> Stated problem
Give an exact copy of every line, leaving images out.
◆ ◆ ◆ ◆ ◆
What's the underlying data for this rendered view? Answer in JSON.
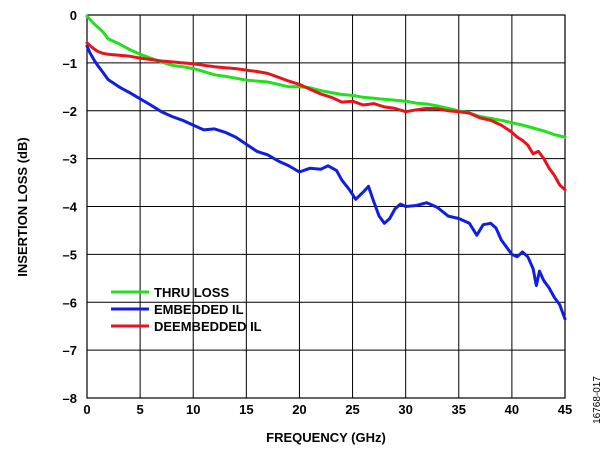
{
  "chart_data": {
    "type": "line",
    "title": "",
    "xlabel": "FREQUENCY (GHz)",
    "ylabel": "INSERTION LOSS (dB)",
    "xlim": [
      0,
      45
    ],
    "ylim": [
      -8,
      0
    ],
    "x_ticks": [
      0,
      5,
      10,
      15,
      20,
      25,
      30,
      35,
      40,
      45
    ],
    "y_ticks": [
      0,
      -1,
      -2,
      -3,
      -4,
      -5,
      -6,
      -7,
      -8
    ],
    "x_tick_labels": [
      "0",
      "5",
      "10",
      "15",
      "20",
      "25",
      "30",
      "35",
      "40",
      "45"
    ],
    "y_tick_labels": [
      "0",
      "–1",
      "–2",
      "–3",
      "–4",
      "–5",
      "–6",
      "–7",
      "–8"
    ],
    "grid": true,
    "legend_position": "lower-left",
    "figure_id": "16768-017",
    "series": [
      {
        "name": "THRU LOSS",
        "color": "#22e01c",
        "x": [
          0,
          0.5,
          1,
          1.5,
          2,
          3,
          4,
          5,
          6,
          7,
          8,
          9,
          10,
          11,
          12,
          13,
          14,
          15,
          16,
          17,
          18,
          19,
          20,
          21,
          22,
          23,
          24,
          25,
          26,
          27,
          28,
          29,
          30,
          31,
          32,
          33,
          34,
          35,
          36,
          37,
          38,
          39,
          40,
          41,
          42,
          43,
          44,
          45
        ],
        "values": [
          -0.02,
          -0.15,
          -0.25,
          -0.35,
          -0.5,
          -0.6,
          -0.72,
          -0.82,
          -0.9,
          -0.98,
          -1.05,
          -1.08,
          -1.12,
          -1.18,
          -1.25,
          -1.28,
          -1.32,
          -1.36,
          -1.38,
          -1.4,
          -1.45,
          -1.5,
          -1.5,
          -1.52,
          -1.58,
          -1.62,
          -1.66,
          -1.68,
          -1.72,
          -1.74,
          -1.76,
          -1.78,
          -1.8,
          -1.84,
          -1.86,
          -1.9,
          -1.95,
          -2.0,
          -2.05,
          -2.12,
          -2.16,
          -2.2,
          -2.25,
          -2.3,
          -2.36,
          -2.42,
          -2.5,
          -2.55
        ]
      },
      {
        "name": "EMBEDDED IL",
        "color": "#0f1ee0",
        "x": [
          0,
          0.3,
          0.7,
          1,
          1.5,
          2,
          3,
          4,
          5,
          6,
          7,
          8,
          9,
          10,
          11,
          12,
          13,
          14,
          15,
          16,
          17,
          18,
          19,
          20,
          21,
          22,
          22.7,
          23.5,
          24,
          24.7,
          25.3,
          26,
          26.5,
          27,
          27.5,
          28,
          28.5,
          29,
          29.5,
          30,
          31,
          32,
          33,
          34,
          35,
          36,
          36.7,
          37.3,
          38,
          38.5,
          39,
          39.5,
          40,
          40.5,
          41,
          41.5,
          42,
          42.3,
          42.6,
          43,
          43.5,
          44,
          44.5,
          45
        ],
        "values": [
          -0.65,
          -0.8,
          -0.95,
          -1.05,
          -1.2,
          -1.35,
          -1.5,
          -1.62,
          -1.75,
          -1.88,
          -2.02,
          -2.12,
          -2.2,
          -2.3,
          -2.4,
          -2.38,
          -2.45,
          -2.55,
          -2.7,
          -2.85,
          -2.92,
          -3.05,
          -3.15,
          -3.28,
          -3.2,
          -3.22,
          -3.15,
          -3.25,
          -3.45,
          -3.65,
          -3.85,
          -3.7,
          -3.58,
          -3.9,
          -4.2,
          -4.35,
          -4.25,
          -4.05,
          -3.95,
          -4.0,
          -3.98,
          -3.92,
          -4.02,
          -4.2,
          -4.25,
          -4.35,
          -4.6,
          -4.38,
          -4.35,
          -4.45,
          -4.7,
          -4.85,
          -5.0,
          -5.05,
          -4.95,
          -5.05,
          -5.3,
          -5.65,
          -5.35,
          -5.55,
          -5.7,
          -5.9,
          -6.05,
          -6.35
        ]
      },
      {
        "name": "DEEMBEDDED IL",
        "color": "#e8141c",
        "x": [
          0,
          0.5,
          1,
          1.5,
          2,
          3,
          4,
          5,
          6,
          7,
          8,
          9,
          10,
          11,
          12,
          13,
          14,
          15,
          16,
          17,
          18,
          19,
          20,
          21,
          22,
          23,
          24,
          25,
          26,
          27,
          28,
          29,
          30,
          31,
          32,
          33,
          34,
          35,
          36,
          37,
          38,
          39,
          40,
          40.5,
          41,
          41.5,
          42,
          42.5,
          43,
          43.5,
          44,
          44.5,
          45
        ],
        "values": [
          -0.58,
          -0.68,
          -0.76,
          -0.8,
          -0.82,
          -0.84,
          -0.86,
          -0.9,
          -0.93,
          -0.96,
          -0.98,
          -1.0,
          -1.02,
          -1.05,
          -1.08,
          -1.1,
          -1.12,
          -1.15,
          -1.18,
          -1.22,
          -1.3,
          -1.38,
          -1.45,
          -1.55,
          -1.65,
          -1.72,
          -1.82,
          -1.8,
          -1.88,
          -1.85,
          -1.92,
          -1.95,
          -2.02,
          -1.98,
          -1.95,
          -1.96,
          -2.0,
          -2.02,
          -2.05,
          -2.15,
          -2.2,
          -2.3,
          -2.45,
          -2.55,
          -2.62,
          -2.72,
          -2.9,
          -2.85,
          -3.0,
          -3.2,
          -3.35,
          -3.55,
          -3.65
        ]
      }
    ]
  }
}
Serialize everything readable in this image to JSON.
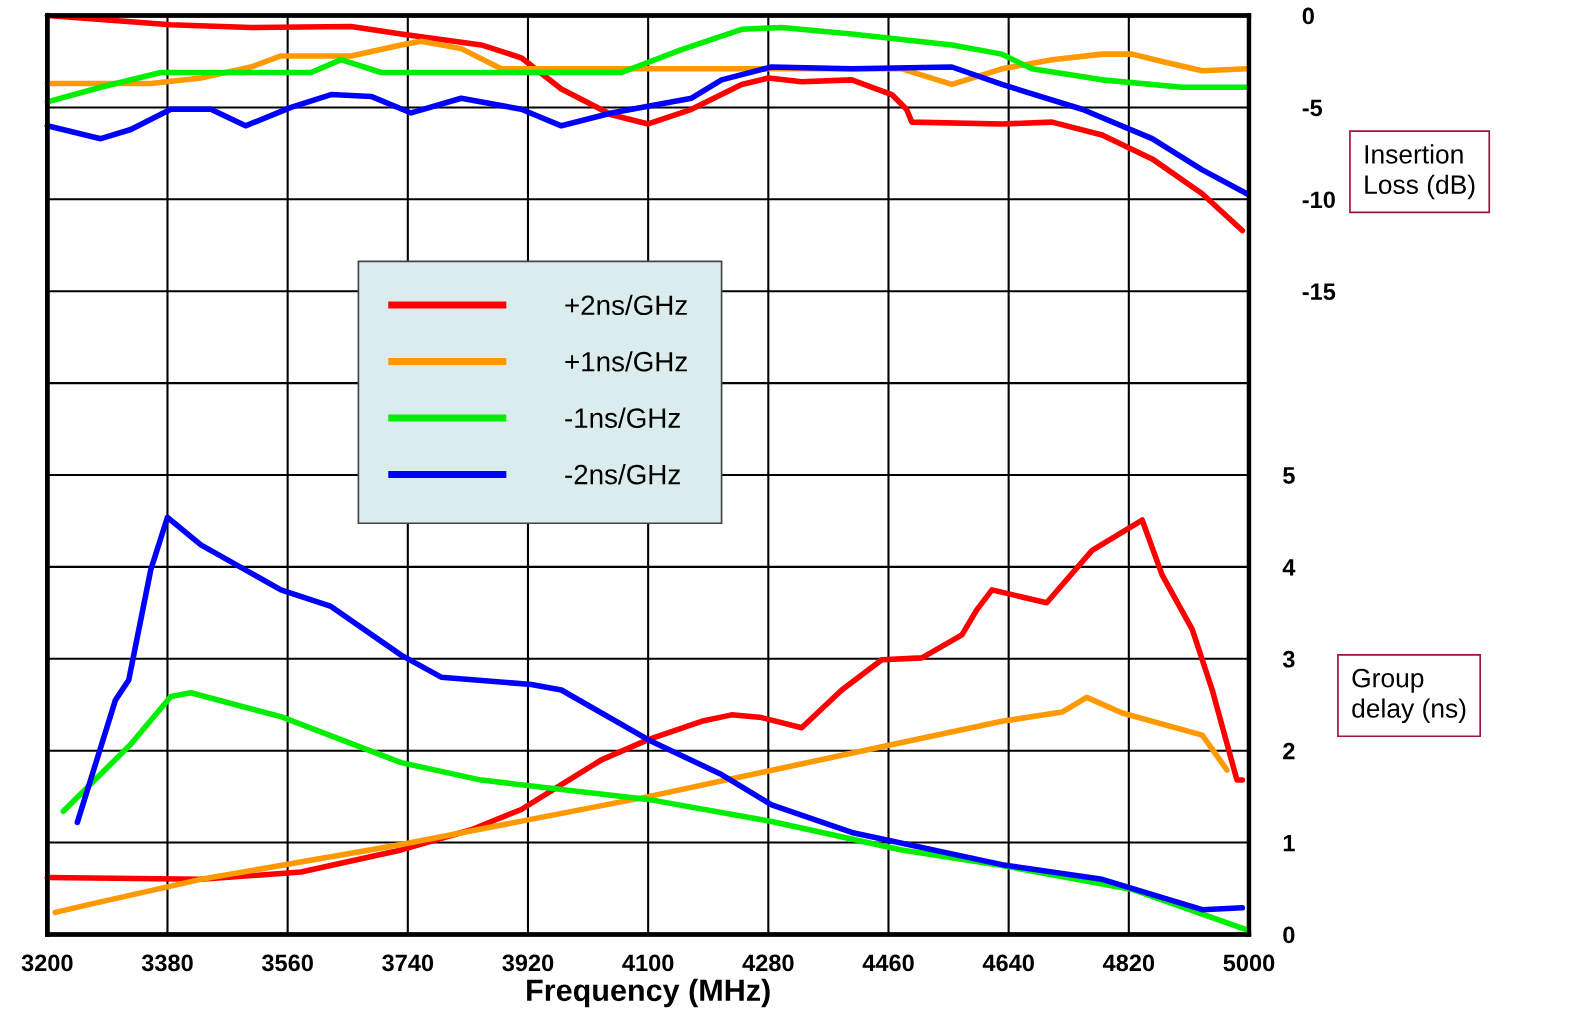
◆ ◆ ◆ ◆ ◆
> Result for this exercise
What's the underlying data for this rendered view? Answer in JSON.
{
  "chart_data": {
    "type": "line",
    "title": "",
    "xlabel": "FREQUENCY (GHz)",
    "ylabel": "INSERTION LOSS (dB)",
    "xlim": [
      0,
      45
    ],
    "ylim": [
      -8,
      0
    ],
    "x_ticks": [
      0,
      5,
      10,
      15,
      20,
      25,
      30,
      35,
      40,
      45
    ],
    "y_ticks": [
      0,
      -1,
      -2,
      -3,
      -4,
      -5,
      -6,
      -7,
      -8
    ],
    "x_tick_labels": [
      "0",
      "5",
      "10",
      "15",
      "20",
      "25",
      "30",
      "35",
      "40",
      "45"
    ],
    "y_tick_labels": [
      "0",
      "–1",
      "–2",
      "–3",
      "–4",
      "–5",
      "–6",
      "–7",
      "–8"
    ],
    "grid": true,
    "legend_position": "lower-left",
    "figure_id": "16768-017",
    "series": [
      {
        "name": "THRU LOSS",
        "color": "#22e01c",
        "x": [
          0,
          0.5,
          1,
          1.5,
          2,
          3,
          4,
          5,
          6,
          7,
          8,
          9,
          10,
          11,
          12,
          13,
          14,
          15,
          16,
          17,
          18,
          19,
          20,
          21,
          22,
          23,
          24,
          25,
          26,
          27,
          28,
          29,
          30,
          31,
          32,
          33,
          34,
          35,
          36,
          37,
          38,
          39,
          40,
          41,
          42,
          43,
          44,
          45
        ],
        "values": [
          -0.02,
          -0.15,
          -0.25,
          -0.35,
          -0.5,
          -0.6,
          -0.72,
          -0.82,
          -0.9,
          -0.98,
          -1.05,
          -1.08,
          -1.12,
          -1.18,
          -1.25,
          -1.28,
          -1.32,
          -1.36,
          -1.38,
          -1.4,
          -1.45,
          -1.5,
          -1.5,
          -1.52,
          -1.58,
          -1.62,
          -1.66,
          -1.68,
          -1.72,
          -1.74,
          -1.76,
          -1.78,
          -1.8,
          -1.84,
          -1.86,
          -1.9,
          -1.95,
          -2.0,
          -2.05,
          -2.12,
          -2.16,
          -2.2,
          -2.25,
          -2.3,
          -2.36,
          -2.42,
          -2.5,
          -2.55
        ]
      },
      {
        "name": "EMBEDDED IL",
        "color": "#0f1ee0",
        "x": [
          0,
          0.3,
          0.7,
          1,
          1.5,
          2,
          3,
          4,
          5,
          6,
          7,
          8,
          9,
          10,
          11,
          12,
          13,
          14,
          15,
          16,
          17,
          18,
          19,
          20,
          21,
          22,
          22.7,
          23.5,
          24,
          24.7,
          25.3,
          26,
          26.5,
          27,
          27.5,
          28,
          28.5,
          29,
          29.5,
          30,
          31,
          32,
          33,
          34,
          35,
          36,
          36.7,
          37.3,
          38,
          38.5,
          39,
          39.5,
          40,
          40.5,
          41,
          41.5,
          42,
          42.3,
          42.6,
          43,
          43.5,
          44,
          44.5,
          45
        ],
        "values": [
          -0.65,
          -0.8,
          -0.95,
          -1.05,
          -1.2,
          -1.35,
          -1.5,
          -1.62,
          -1.75,
          -1.88,
          -2.02,
          -2.12,
          -2.2,
          -2.3,
          -2.4,
          -2.38,
          -2.45,
          -2.55,
          -2.7,
          -2.85,
          -2.92,
          -3.05,
          -3.15,
          -3.28,
          -3.2,
          -3.22,
          -3.15,
          -3.25,
          -3.45,
          -3.65,
          -3.85,
          -3.7,
          -3.58,
          -3.9,
          -4.2,
          -4.35,
          -4.25,
          -4.05,
          -3.95,
          -4.0,
          -3.98,
          -3.92,
          -4.02,
          -4.2,
          -4.25,
          -4.35,
          -4.6,
          -4.38,
          -4.35,
          -4.45,
          -4.7,
          -4.85,
          -5.0,
          -5.05,
          -4.95,
          -5.05,
          -5.3,
          -5.65,
          -5.35,
          -5.55,
          -5.7,
          -5.9,
          -6.05,
          -6.35
        ]
      },
      {
        "name": "DEEMBEDDED IL",
        "color": "#e8141c",
        "x": [
          0,
          0.5,
          1,
          1.5,
          2,
          3,
          4,
          5,
          6,
          7,
          8,
          9,
          10,
          11,
          12,
          13,
          14,
          15,
          16,
          17,
          18,
          19,
          20,
          21,
          22,
          23,
          24,
          25,
          26,
          27,
          28,
          29,
          30,
          31,
          32,
          33,
          34,
          35,
          36,
          37,
          38,
          39,
          40,
          40.5,
          41,
          41.5,
          42,
          42.5,
          43,
          43.5,
          44,
          44.5,
          45
        ],
        "values": [
          -0.58,
          -0.68,
          -0.76,
          -0.8,
          -0.82,
          -0.84,
          -0.86,
          -0.9,
          -0.93,
          -0.96,
          -0.98,
          -1.0,
          -1.02,
          -1.05,
          -1.08,
          -1.1,
          -1.12,
          -1.15,
          -1.18,
          -1.22,
          -1.3,
          -1.38,
          -1.45,
          -1.55,
          -1.65,
          -1.72,
          -1.82,
          -1.8,
          -1.88,
          -1.85,
          -1.92,
          -1.95,
          -2.02,
          -1.98,
          -1.95,
          -1.96,
          -2.0,
          -2.02,
          -2.05,
          -2.15,
          -2.2,
          -2.3,
          -2.45,
          -2.55,
          -2.62,
          -2.72,
          -2.9,
          -2.85,
          -3.0,
          -3.2,
          -3.35,
          -3.55,
          -3.65
        ]
      }
    ]
  }
}
Serialize everything readable in this image to JSON.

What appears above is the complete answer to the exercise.